▸ Goal
Copy all of the material exactly. Pictures are not to appear in the copy.

[Data entries for graphics]
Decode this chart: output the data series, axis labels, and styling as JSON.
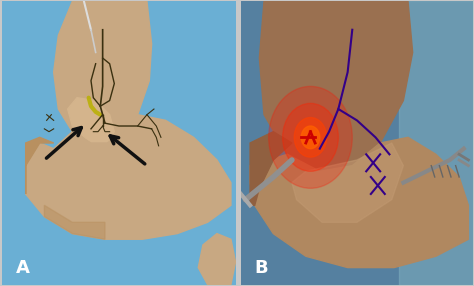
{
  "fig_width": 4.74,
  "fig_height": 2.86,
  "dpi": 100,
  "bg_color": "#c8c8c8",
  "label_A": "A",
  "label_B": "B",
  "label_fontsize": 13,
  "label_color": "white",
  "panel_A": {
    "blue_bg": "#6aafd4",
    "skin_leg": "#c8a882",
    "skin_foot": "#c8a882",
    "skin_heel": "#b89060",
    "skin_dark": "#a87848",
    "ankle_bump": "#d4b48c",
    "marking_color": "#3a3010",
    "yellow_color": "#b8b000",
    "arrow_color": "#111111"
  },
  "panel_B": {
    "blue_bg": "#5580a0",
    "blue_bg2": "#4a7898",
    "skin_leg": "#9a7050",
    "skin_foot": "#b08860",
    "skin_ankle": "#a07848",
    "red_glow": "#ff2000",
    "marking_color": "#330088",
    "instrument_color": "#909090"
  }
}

▸ Solution
Decode this chart: output the data series, axis labels, and styling as JSON.
{
  "fig_width": 4.74,
  "fig_height": 2.86,
  "dpi": 100,
  "bg_color": "#c8c8c8",
  "label_A": "A",
  "label_B": "B",
  "label_fontsize": 13,
  "label_color": "white",
  "panel_A": {
    "blue_bg": "#6aafd4",
    "skin_leg": "#c8a882",
    "skin_foot": "#c8a882",
    "skin_heel": "#b89060",
    "skin_dark": "#a87848",
    "ankle_bump": "#d4b48c",
    "marking_color": "#3a3010",
    "yellow_color": "#b8b000",
    "arrow_color": "#111111"
  },
  "panel_B": {
    "blue_bg": "#5580a0",
    "blue_bg2": "#4a7898",
    "skin_leg": "#9a7050",
    "skin_foot": "#b08860",
    "skin_ankle": "#a07848",
    "red_glow": "#ff2000",
    "marking_color": "#330088",
    "instrument_color": "#909090"
  }
}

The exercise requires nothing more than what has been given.